*DATA PROVIDED*:
----

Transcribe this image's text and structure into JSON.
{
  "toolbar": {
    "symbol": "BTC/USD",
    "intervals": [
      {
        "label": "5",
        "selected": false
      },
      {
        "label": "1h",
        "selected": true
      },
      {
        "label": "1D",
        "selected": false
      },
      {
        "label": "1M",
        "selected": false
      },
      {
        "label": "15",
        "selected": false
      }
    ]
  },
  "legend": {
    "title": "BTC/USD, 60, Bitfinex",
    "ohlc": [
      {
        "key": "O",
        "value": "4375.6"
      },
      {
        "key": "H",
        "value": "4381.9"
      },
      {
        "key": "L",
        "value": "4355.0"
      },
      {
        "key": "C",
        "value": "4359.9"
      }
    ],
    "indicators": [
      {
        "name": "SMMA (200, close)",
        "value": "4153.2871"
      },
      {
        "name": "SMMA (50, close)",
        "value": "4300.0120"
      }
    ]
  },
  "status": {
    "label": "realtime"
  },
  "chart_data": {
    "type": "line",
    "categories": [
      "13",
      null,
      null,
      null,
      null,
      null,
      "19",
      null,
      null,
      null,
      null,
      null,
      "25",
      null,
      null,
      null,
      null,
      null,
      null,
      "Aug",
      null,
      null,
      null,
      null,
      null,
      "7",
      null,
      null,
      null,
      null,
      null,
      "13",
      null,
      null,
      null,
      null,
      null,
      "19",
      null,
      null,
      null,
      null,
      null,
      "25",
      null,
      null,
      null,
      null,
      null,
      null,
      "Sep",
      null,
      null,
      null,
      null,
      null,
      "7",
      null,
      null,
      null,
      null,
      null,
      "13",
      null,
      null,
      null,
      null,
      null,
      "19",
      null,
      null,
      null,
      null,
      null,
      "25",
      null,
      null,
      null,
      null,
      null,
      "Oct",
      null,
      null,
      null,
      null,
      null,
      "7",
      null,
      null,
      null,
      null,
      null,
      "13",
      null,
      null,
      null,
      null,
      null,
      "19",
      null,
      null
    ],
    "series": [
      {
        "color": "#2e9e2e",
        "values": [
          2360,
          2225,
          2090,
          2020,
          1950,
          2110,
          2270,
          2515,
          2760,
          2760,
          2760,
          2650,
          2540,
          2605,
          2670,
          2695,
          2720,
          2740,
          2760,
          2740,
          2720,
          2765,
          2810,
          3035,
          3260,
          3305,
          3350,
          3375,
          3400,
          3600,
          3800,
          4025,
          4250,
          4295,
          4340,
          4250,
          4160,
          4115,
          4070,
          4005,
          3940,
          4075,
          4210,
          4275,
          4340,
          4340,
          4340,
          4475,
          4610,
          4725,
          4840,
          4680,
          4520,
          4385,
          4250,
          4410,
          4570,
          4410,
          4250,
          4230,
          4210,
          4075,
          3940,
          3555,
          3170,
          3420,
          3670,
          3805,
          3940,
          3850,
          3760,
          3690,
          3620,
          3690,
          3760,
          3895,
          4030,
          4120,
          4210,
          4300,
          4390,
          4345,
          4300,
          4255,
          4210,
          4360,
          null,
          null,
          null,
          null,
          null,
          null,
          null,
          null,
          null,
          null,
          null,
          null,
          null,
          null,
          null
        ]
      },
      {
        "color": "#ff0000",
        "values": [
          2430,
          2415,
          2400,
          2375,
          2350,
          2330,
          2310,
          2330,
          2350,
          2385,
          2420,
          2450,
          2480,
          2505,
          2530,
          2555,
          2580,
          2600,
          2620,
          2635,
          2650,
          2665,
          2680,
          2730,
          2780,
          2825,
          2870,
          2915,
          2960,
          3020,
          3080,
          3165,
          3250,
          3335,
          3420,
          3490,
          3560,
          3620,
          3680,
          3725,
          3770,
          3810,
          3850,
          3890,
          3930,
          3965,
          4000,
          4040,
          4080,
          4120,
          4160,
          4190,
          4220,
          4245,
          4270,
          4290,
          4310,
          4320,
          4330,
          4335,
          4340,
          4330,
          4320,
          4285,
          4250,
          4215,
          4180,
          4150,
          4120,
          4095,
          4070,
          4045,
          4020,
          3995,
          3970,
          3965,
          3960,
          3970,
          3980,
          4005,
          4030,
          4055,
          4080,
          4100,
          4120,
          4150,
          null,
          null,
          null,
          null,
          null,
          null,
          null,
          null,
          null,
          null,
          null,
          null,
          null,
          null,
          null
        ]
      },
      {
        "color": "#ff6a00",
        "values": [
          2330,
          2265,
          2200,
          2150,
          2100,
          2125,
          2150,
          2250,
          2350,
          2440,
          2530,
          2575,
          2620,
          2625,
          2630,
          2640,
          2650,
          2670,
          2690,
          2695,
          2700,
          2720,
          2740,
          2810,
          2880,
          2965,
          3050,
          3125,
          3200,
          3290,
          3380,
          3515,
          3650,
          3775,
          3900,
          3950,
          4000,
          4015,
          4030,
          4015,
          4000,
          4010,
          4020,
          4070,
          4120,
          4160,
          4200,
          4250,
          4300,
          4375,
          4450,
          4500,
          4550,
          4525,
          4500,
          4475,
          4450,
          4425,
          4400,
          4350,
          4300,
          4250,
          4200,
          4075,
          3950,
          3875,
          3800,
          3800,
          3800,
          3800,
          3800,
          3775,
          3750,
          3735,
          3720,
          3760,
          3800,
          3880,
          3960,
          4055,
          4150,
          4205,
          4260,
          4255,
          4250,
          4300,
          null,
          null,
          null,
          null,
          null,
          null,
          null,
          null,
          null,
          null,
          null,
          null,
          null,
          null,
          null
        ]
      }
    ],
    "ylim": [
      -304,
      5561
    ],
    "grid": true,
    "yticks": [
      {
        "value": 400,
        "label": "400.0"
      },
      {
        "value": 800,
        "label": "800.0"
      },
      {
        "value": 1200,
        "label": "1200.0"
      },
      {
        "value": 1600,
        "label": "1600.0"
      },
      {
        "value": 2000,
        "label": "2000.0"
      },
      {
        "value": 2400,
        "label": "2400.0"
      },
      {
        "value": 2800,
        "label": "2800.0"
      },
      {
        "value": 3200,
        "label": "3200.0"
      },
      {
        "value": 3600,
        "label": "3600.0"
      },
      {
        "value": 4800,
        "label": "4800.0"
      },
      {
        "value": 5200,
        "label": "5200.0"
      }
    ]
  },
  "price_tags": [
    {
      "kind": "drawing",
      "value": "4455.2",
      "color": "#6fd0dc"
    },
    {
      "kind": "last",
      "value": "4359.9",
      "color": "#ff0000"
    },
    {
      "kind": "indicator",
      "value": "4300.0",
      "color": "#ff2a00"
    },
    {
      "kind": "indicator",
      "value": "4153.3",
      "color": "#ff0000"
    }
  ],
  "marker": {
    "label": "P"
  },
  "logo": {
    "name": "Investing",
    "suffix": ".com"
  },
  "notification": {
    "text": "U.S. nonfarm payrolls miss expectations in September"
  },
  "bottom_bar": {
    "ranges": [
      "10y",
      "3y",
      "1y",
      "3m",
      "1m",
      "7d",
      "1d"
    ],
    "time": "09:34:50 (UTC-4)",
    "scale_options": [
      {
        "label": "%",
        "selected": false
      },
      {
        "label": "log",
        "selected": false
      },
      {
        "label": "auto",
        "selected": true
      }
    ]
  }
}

----

*WHAT YOU ARE ASKED TO DO*:
Take every line from the records above that has the word "name" and copy it.

*REPLY TO THE TASK*:
        "name": "SMMA (200, close)",
        "name": "SMMA (50, close)",
    "name": "Investing",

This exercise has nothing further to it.